Stated goal →
Restate the full set of records exactly, without adding or dropping a word.

Data rows →
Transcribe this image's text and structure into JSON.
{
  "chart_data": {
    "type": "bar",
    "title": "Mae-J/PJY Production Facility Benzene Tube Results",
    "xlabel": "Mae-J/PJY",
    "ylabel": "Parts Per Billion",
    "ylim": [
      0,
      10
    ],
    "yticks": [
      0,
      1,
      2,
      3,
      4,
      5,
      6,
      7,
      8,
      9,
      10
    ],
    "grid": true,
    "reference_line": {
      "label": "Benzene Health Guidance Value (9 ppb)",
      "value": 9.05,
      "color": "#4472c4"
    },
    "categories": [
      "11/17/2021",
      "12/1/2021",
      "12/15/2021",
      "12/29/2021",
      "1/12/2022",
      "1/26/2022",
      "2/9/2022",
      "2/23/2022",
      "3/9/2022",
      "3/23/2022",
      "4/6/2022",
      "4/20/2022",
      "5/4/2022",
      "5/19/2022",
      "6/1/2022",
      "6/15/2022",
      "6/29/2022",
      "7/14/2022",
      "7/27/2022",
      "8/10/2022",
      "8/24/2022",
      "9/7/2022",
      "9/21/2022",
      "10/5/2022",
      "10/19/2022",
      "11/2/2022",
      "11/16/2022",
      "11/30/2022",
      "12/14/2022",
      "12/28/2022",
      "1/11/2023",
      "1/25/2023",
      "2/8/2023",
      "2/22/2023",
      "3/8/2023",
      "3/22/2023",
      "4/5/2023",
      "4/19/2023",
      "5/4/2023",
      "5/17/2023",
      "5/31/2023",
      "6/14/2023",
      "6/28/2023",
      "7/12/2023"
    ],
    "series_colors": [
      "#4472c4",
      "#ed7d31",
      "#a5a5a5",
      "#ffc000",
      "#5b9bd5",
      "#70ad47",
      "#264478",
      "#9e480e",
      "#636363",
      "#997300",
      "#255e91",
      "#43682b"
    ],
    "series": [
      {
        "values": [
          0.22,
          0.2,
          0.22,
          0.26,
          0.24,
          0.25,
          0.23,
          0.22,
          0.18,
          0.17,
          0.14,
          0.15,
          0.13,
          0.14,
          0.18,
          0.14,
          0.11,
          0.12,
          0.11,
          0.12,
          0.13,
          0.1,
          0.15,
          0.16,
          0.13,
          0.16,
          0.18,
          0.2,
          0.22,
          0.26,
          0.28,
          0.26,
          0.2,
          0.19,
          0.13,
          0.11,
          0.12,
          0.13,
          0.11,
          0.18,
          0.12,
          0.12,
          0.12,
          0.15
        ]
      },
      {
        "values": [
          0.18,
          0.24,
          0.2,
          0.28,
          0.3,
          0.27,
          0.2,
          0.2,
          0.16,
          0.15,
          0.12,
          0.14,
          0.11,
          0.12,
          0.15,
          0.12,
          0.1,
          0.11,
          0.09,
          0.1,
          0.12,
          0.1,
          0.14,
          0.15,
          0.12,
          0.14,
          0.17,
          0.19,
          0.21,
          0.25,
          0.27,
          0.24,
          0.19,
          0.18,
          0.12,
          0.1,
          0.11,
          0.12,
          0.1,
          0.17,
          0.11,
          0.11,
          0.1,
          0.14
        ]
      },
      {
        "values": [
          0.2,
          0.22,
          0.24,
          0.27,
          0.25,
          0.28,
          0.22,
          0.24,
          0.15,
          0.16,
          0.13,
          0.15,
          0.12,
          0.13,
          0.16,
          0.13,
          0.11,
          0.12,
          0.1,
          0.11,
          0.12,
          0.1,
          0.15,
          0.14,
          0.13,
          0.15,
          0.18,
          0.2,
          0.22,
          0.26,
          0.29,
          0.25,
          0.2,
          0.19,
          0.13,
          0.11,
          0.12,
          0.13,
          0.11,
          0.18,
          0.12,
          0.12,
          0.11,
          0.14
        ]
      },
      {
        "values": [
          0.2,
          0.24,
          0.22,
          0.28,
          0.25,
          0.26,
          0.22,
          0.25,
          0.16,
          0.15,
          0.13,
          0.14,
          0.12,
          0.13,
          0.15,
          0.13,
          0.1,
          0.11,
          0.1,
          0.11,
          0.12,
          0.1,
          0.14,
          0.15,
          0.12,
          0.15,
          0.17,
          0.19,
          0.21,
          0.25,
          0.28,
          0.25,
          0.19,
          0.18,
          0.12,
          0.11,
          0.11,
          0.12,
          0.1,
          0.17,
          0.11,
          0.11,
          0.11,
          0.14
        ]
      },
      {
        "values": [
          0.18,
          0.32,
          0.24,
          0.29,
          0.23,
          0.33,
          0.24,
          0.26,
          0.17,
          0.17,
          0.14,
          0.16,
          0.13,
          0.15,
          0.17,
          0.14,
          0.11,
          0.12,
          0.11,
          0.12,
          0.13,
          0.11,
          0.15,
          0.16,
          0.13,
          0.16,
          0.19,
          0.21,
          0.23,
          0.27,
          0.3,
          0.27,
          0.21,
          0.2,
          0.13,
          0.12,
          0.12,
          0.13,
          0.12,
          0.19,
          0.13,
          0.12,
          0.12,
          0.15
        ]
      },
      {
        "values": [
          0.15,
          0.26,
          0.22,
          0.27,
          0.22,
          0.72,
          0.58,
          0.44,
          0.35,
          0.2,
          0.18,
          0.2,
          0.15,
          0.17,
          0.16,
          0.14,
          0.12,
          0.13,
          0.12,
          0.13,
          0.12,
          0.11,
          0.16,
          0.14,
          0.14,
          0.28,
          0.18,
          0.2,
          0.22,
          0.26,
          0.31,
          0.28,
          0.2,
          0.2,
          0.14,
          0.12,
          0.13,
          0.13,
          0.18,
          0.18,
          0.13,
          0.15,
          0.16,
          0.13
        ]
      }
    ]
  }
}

Answer to this task →
Transcribe this image's text and structure into JSON.
{
  "chart_data": {
    "type": "bar",
    "title": "Mae-J/PJY Production Facility Benzene Tube Results",
    "xlabel": "Mae-J/PJY",
    "ylabel": "Parts Per Billion",
    "ylim": [
      0,
      10
    ],
    "yticks": [
      0,
      1,
      2,
      3,
      4,
      5,
      6,
      7,
      8,
      9,
      10
    ],
    "grid": true,
    "reference_line": {
      "label": "Benzene Health Guidance Value (9 ppb)",
      "value": 9.05,
      "color": "#4472c4"
    },
    "categories": [
      "11/17/2021",
      "12/1/2021",
      "12/15/2021",
      "12/29/2021",
      "1/12/2022",
      "1/26/2022",
      "2/9/2022",
      "2/23/2022",
      "3/9/2022",
      "3/23/2022",
      "4/6/2022",
      "4/20/2022",
      "5/4/2022",
      "5/19/2022",
      "6/1/2022",
      "6/15/2022",
      "6/29/2022",
      "7/14/2022",
      "7/27/2022",
      "8/10/2022",
      "8/24/2022",
      "9/7/2022",
      "9/21/2022",
      "10/5/2022",
      "10/19/2022",
      "11/2/2022",
      "11/16/2022",
      "11/30/2022",
      "12/14/2022",
      "12/28/2022",
      "1/11/2023",
      "1/25/2023",
      "2/8/2023",
      "2/22/2023",
      "3/8/2023",
      "3/22/2023",
      "4/5/2023",
      "4/19/2023",
      "5/4/2023",
      "5/17/2023",
      "5/31/2023",
      "6/14/2023",
      "6/28/2023",
      "7/12/2023"
    ],
    "series_colors": [
      "#4472c4",
      "#ed7d31",
      "#a5a5a5",
      "#ffc000",
      "#5b9bd5",
      "#70ad47",
      "#264478",
      "#9e480e",
      "#636363",
      "#997300",
      "#255e91",
      "#43682b"
    ],
    "series": [
      {
        "values": [
          0.22,
          0.2,
          0.22,
          0.26,
          0.24,
          0.25,
          0.23,
          0.22,
          0.18,
          0.17,
          0.14,
          0.15,
          0.13,
          0.14,
          0.18,
          0.14,
          0.11,
          0.12,
          0.11,
          0.12,
          0.13,
          0.1,
          0.15,
          0.16,
          0.13,
          0.16,
          0.18,
          0.2,
          0.22,
          0.26,
          0.28,
          0.26,
          0.2,
          0.19,
          0.13,
          0.11,
          0.12,
          0.13,
          0.11,
          0.18,
          0.12,
          0.12,
          0.12,
          0.15
        ]
      },
      {
        "values": [
          0.18,
          0.24,
          0.2,
          0.28,
          0.3,
          0.27,
          0.2,
          0.2,
          0.16,
          0.15,
          0.12,
          0.14,
          0.11,
          0.12,
          0.15,
          0.12,
          0.1,
          0.11,
          0.09,
          0.1,
          0.12,
          0.1,
          0.14,
          0.15,
          0.12,
          0.14,
          0.17,
          0.19,
          0.21,
          0.25,
          0.27,
          0.24,
          0.19,
          0.18,
          0.12,
          0.1,
          0.11,
          0.12,
          0.1,
          0.17,
          0.11,
          0.11,
          0.1,
          0.14
        ]
      },
      {
        "values": [
          0.2,
          0.22,
          0.24,
          0.27,
          0.25,
          0.28,
          0.22,
          0.24,
          0.15,
          0.16,
          0.13,
          0.15,
          0.12,
          0.13,
          0.16,
          0.13,
          0.11,
          0.12,
          0.1,
          0.11,
          0.12,
          0.1,
          0.15,
          0.14,
          0.13,
          0.15,
          0.18,
          0.2,
          0.22,
          0.26,
          0.29,
          0.25,
          0.2,
          0.19,
          0.13,
          0.11,
          0.12,
          0.13,
          0.11,
          0.18,
          0.12,
          0.12,
          0.11,
          0.14
        ]
      },
      {
        "values": [
          0.2,
          0.24,
          0.22,
          0.28,
          0.25,
          0.26,
          0.22,
          0.25,
          0.16,
          0.15,
          0.13,
          0.14,
          0.12,
          0.13,
          0.15,
          0.13,
          0.1,
          0.11,
          0.1,
          0.11,
          0.12,
          0.1,
          0.14,
          0.15,
          0.12,
          0.15,
          0.17,
          0.19,
          0.21,
          0.25,
          0.28,
          0.25,
          0.19,
          0.18,
          0.12,
          0.11,
          0.11,
          0.12,
          0.1,
          0.17,
          0.11,
          0.11,
          0.11,
          0.14
        ]
      },
      {
        "values": [
          0.18,
          0.32,
          0.24,
          0.29,
          0.23,
          0.33,
          0.24,
          0.26,
          0.17,
          0.17,
          0.14,
          0.16,
          0.13,
          0.15,
          0.17,
          0.14,
          0.11,
          0.12,
          0.11,
          0.12,
          0.13,
          0.11,
          0.15,
          0.16,
          0.13,
          0.16,
          0.19,
          0.21,
          0.23,
          0.27,
          0.3,
          0.27,
          0.21,
          0.2,
          0.13,
          0.12,
          0.12,
          0.13,
          0.12,
          0.19,
          0.13,
          0.12,
          0.12,
          0.15
        ]
      },
      {
        "values": [
          0.15,
          0.26,
          0.22,
          0.27,
          0.22,
          0.72,
          0.58,
          0.44,
          0.35,
          0.2,
          0.18,
          0.2,
          0.15,
          0.17,
          0.16,
          0.14,
          0.12,
          0.13,
          0.12,
          0.13,
          0.12,
          0.11,
          0.16,
          0.14,
          0.14,
          0.28,
          0.18,
          0.2,
          0.22,
          0.26,
          0.31,
          0.28,
          0.2,
          0.2,
          0.14,
          0.12,
          0.13,
          0.13,
          0.18,
          0.18,
          0.13,
          0.15,
          0.16,
          0.13
        ]
      }
    ]
  }
}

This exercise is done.